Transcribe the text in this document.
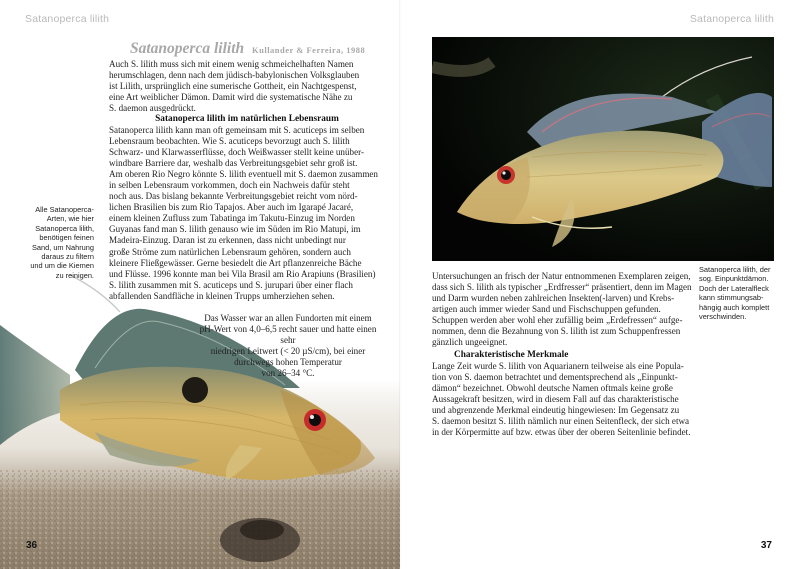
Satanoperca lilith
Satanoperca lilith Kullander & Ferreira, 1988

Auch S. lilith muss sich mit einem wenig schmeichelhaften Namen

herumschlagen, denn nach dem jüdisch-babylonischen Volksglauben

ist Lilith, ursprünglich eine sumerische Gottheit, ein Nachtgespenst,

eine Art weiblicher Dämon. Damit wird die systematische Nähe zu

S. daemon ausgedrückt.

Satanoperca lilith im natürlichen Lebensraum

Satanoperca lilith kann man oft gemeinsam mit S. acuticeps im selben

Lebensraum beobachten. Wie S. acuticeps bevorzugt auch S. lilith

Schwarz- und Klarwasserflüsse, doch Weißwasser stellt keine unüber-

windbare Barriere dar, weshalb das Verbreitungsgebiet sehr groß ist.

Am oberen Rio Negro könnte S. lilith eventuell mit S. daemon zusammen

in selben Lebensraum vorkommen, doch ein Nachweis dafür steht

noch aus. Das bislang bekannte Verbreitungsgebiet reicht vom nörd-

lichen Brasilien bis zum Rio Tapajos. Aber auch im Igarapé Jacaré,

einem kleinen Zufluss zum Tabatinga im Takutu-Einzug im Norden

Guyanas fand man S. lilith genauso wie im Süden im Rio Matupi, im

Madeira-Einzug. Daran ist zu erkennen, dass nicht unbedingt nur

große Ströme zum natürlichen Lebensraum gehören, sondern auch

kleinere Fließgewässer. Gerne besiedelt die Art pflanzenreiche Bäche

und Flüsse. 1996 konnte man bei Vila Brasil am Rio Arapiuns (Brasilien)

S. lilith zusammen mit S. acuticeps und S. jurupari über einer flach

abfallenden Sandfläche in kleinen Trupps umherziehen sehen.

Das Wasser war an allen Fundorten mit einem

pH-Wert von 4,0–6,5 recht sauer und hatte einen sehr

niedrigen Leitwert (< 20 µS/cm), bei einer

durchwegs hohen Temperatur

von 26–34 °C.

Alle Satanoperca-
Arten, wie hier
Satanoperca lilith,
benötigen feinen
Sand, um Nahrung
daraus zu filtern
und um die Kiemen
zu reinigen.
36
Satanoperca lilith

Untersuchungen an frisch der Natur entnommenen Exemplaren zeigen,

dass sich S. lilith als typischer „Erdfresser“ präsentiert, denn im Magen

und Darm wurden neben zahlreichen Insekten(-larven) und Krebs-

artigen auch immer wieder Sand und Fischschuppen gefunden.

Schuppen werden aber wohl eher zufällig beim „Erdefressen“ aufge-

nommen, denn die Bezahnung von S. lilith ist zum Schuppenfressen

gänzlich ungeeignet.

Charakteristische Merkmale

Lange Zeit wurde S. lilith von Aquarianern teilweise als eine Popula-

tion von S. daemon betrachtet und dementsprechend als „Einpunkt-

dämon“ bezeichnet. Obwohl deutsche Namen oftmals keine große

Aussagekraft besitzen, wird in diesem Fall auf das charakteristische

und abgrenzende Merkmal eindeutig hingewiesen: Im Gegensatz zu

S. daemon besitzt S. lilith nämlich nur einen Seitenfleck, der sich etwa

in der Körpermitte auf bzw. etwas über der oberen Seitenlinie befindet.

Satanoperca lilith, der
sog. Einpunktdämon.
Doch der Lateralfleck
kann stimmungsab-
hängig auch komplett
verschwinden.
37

◆ ◆ ◆ ◆ ◆ ◆ ◆

### Stated problem
Extract every line from the records above that contains the word "denn".

### Written reply
herumschlagen, denn nach dem jüdisch-babylonischen Volksglauben
dass sich S. lilith als typischer „Erdfresser“ präsentiert, denn im Magen
nommen, denn die Bezahnung von S. lilith ist zum Schuppenfressen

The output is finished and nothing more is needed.